### Records for this task
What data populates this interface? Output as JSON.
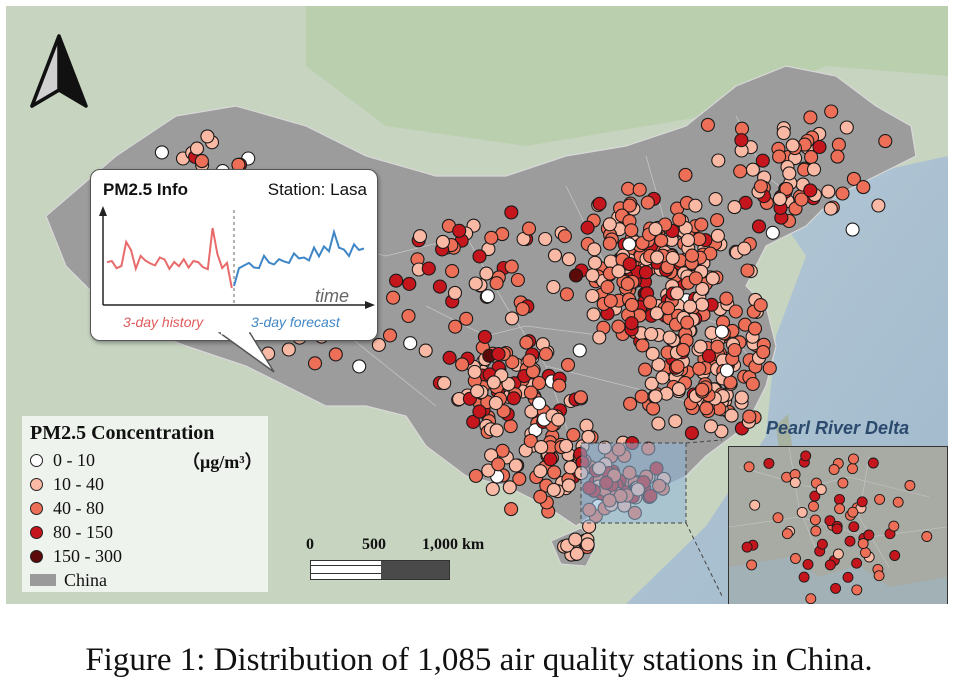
{
  "callout": {
    "title": "PM2.5 Info",
    "station": "Station: Lasa",
    "axis_label": "time",
    "history_label": "3-day history",
    "forecast_label": "3-day forecast",
    "history_color": "#e86a6a",
    "forecast_color": "#3f86c6"
  },
  "legend": {
    "title": "PM2.5 Concentration",
    "unit": "（μg/m³）",
    "classes": [
      {
        "label": "0 - 10",
        "color": "#ffffff"
      },
      {
        "label": "10 - 40",
        "color": "#f9b9a4"
      },
      {
        "label": "40 - 80",
        "color": "#ee6f57"
      },
      {
        "label": "80 - 150",
        "color": "#c4161c"
      },
      {
        "label": "150 - 300",
        "color": "#5c0a0a"
      }
    ],
    "country_label": "China",
    "country_color": "#9a9a9a"
  },
  "scale_bar": {
    "labels": [
      "0",
      "500",
      "1,000 km"
    ]
  },
  "inset": {
    "label": "Pearl River Delta"
  },
  "north_arrow": "north-arrow-icon",
  "caption": "Figure 1: Distribution of 1,085 air quality stations in China."
}
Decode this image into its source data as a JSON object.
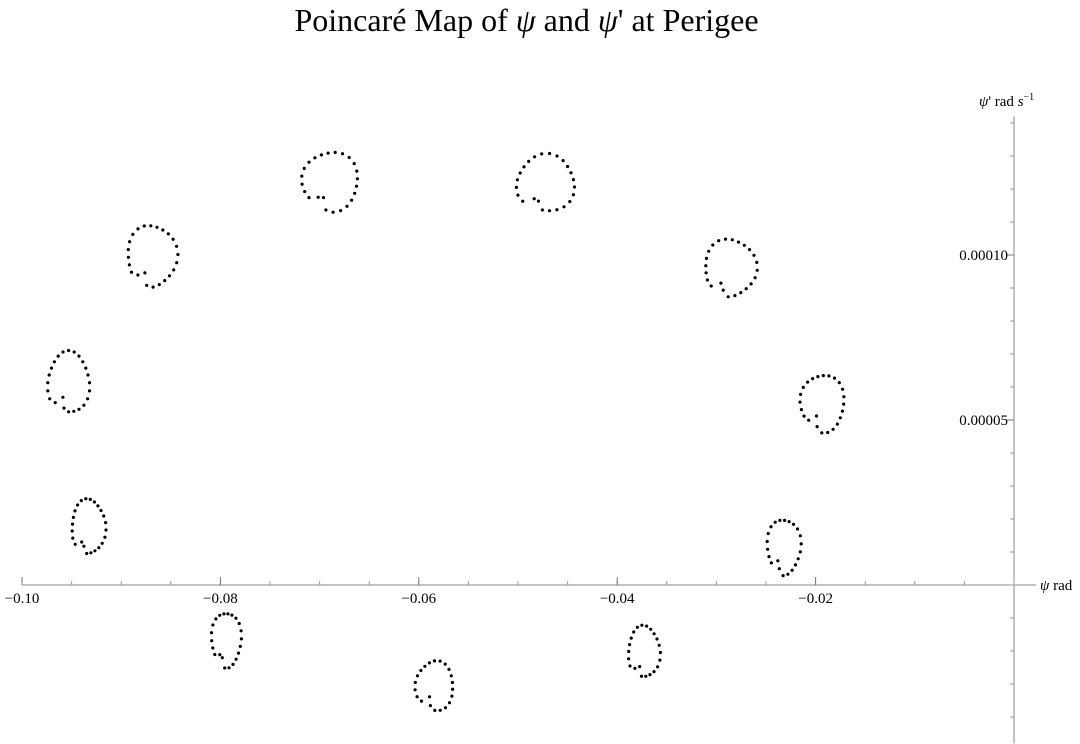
{
  "chart_data": {
    "type": "scatter",
    "title": {
      "prefix": "Poincaré Map of ",
      "sym1": "ψ",
      "mid": " and ",
      "sym2": "ψ",
      "suffix": "' at Perigee"
    },
    "xlabel": {
      "sym": "ψ",
      "text": " rad"
    },
    "ylabel": {
      "sym": "ψ",
      "text": "' rad ",
      "unit": "s",
      "exp": "−1"
    },
    "xlim": [
      -0.1,
      0.0
    ],
    "ylim": [
      -4.8e-05,
      0.000142
    ],
    "x_ticks": [
      {
        "value": -0.1,
        "label": "−0.10"
      },
      {
        "value": -0.08,
        "label": "−0.08"
      },
      {
        "value": -0.06,
        "label": "−0.06"
      },
      {
        "value": -0.04,
        "label": "−0.04"
      },
      {
        "value": -0.02,
        "label": "−0.02"
      }
    ],
    "y_ticks": [
      {
        "value": 5e-05,
        "label": "0.00005"
      },
      {
        "value": 0.0001,
        "label": "0.00010"
      }
    ],
    "x_minor_step": 0.005,
    "y_minor_step": 1e-05,
    "grid": false,
    "legend": "none",
    "marker_color": "#000000",
    "clusters": [
      {
        "cx": -0.0953,
        "cy": 6.13e-05,
        "rx": 0.0021,
        "ry": 9.3e-06,
        "points": 24
      },
      {
        "cx": -0.0933,
        "cy": 1.76e-05,
        "rx": 0.0017,
        "ry": 8.3e-06,
        "points": 24
      },
      {
        "cx": -0.0869,
        "cy": 9.97e-05,
        "rx": 0.0025,
        "ry": 9.3e-06,
        "points": 24
      },
      {
        "cx": -0.0794,
        "cy": -1.66e-05,
        "rx": 0.0015,
        "ry": 8.3e-06,
        "points": 22
      },
      {
        "cx": -0.0689,
        "cy": 0.0001223,
        "rx": 0.0028,
        "ry": 9e-06,
        "points": 24
      },
      {
        "cx": -0.0584,
        "cy": -3.06e-05,
        "rx": 0.0019,
        "ry": 7.5e-06,
        "points": 22
      },
      {
        "cx": -0.0472,
        "cy": 0.0001217,
        "rx": 0.0029,
        "ry": 8.7e-06,
        "points": 24
      },
      {
        "cx": -0.0373,
        "cy": -2.03e-05,
        "rx": 0.0016,
        "ry": 7.8e-06,
        "points": 22
      },
      {
        "cx": -0.0286,
        "cy": 9.61e-05,
        "rx": 0.0026,
        "ry": 8.7e-06,
        "points": 24
      },
      {
        "cx": -0.0232,
        "cy": 1.16e-05,
        "rx": 0.0017,
        "ry": 8.4e-06,
        "points": 22
      },
      {
        "cx": -0.0193,
        "cy": 5.51e-05,
        "rx": 0.0022,
        "ry": 8.7e-06,
        "points": 24
      }
    ]
  }
}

### What to work on
Skip every picture and transcribe the data above exactly.

### Task solution
What data populates this interface? Output as JSON.
{
  "callout": {
    "title": "PM2.5 Info",
    "station": "Station: Lasa",
    "axis_label": "time",
    "history_label": "3-day history",
    "forecast_label": "3-day forecast",
    "history_color": "#e86a6a",
    "forecast_color": "#3f86c6"
  },
  "legend": {
    "title": "PM2.5 Concentration",
    "unit": "（μg/m³）",
    "classes": [
      {
        "label": "0 - 10",
        "color": "#ffffff"
      },
      {
        "label": "10 - 40",
        "color": "#f9b9a4"
      },
      {
        "label": "40 - 80",
        "color": "#ee6f57"
      },
      {
        "label": "80 - 150",
        "color": "#c4161c"
      },
      {
        "label": "150 - 300",
        "color": "#5c0a0a"
      }
    ],
    "country_label": "China",
    "country_color": "#9a9a9a"
  },
  "scale_bar": {
    "labels": [
      "0",
      "500",
      "1,000 km"
    ]
  },
  "inset": {
    "label": "Pearl River Delta"
  },
  "north_arrow": "north-arrow-icon",
  "caption": "Figure 1: Distribution of 1,085 air quality stations in China."
}
Decode this image into its source data as a JSON object.
{
  "chart_data": {
    "type": "scatter",
    "title": {
      "prefix": "Poincaré Map of ",
      "sym1": "ψ",
      "mid": " and ",
      "sym2": "ψ",
      "suffix": "' at Perigee"
    },
    "xlabel": {
      "sym": "ψ",
      "text": " rad"
    },
    "ylabel": {
      "sym": "ψ",
      "text": "' rad ",
      "unit": "s",
      "exp": "−1"
    },
    "xlim": [
      -0.1,
      0.0
    ],
    "ylim": [
      -4.8e-05,
      0.000142
    ],
    "x_ticks": [
      {
        "value": -0.1,
        "label": "−0.10"
      },
      {
        "value": -0.08,
        "label": "−0.08"
      },
      {
        "value": -0.06,
        "label": "−0.06"
      },
      {
        "value": -0.04,
        "label": "−0.04"
      },
      {
        "value": -0.02,
        "label": "−0.02"
      }
    ],
    "y_ticks": [
      {
        "value": 5e-05,
        "label": "0.00005"
      },
      {
        "value": 0.0001,
        "label": "0.00010"
      }
    ],
    "x_minor_step": 0.005,
    "y_minor_step": 1e-05,
    "grid": false,
    "legend": "none",
    "marker_color": "#000000",
    "clusters": [
      {
        "cx": -0.0953,
        "cy": 6.13e-05,
        "rx": 0.0021,
        "ry": 9.3e-06,
        "points": 24
      },
      {
        "cx": -0.0933,
        "cy": 1.76e-05,
        "rx": 0.0017,
        "ry": 8.3e-06,
        "points": 24
      },
      {
        "cx": -0.0869,
        "cy": 9.97e-05,
        "rx": 0.0025,
        "ry": 9.3e-06,
        "points": 24
      },
      {
        "cx": -0.0794,
        "cy": -1.66e-05,
        "rx": 0.0015,
        "ry": 8.3e-06,
        "points": 22
      },
      {
        "cx": -0.0689,
        "cy": 0.0001223,
        "rx": 0.0028,
        "ry": 9e-06,
        "points": 24
      },
      {
        "cx": -0.0584,
        "cy": -3.06e-05,
        "rx": 0.0019,
        "ry": 7.5e-06,
        "points": 22
      },
      {
        "cx": -0.0472,
        "cy": 0.0001217,
        "rx": 0.0029,
        "ry": 8.7e-06,
        "points": 24
      },
      {
        "cx": -0.0373,
        "cy": -2.03e-05,
        "rx": 0.0016,
        "ry": 7.8e-06,
        "points": 22
      },
      {
        "cx": -0.0286,
        "cy": 9.61e-05,
        "rx": 0.0026,
        "ry": 8.7e-06,
        "points": 24
      },
      {
        "cx": -0.0232,
        "cy": 1.16e-05,
        "rx": 0.0017,
        "ry": 8.4e-06,
        "points": 22
      },
      {
        "cx": -0.0193,
        "cy": 5.51e-05,
        "rx": 0.0022,
        "ry": 8.7e-06,
        "points": 24
      }
    ]
  }
}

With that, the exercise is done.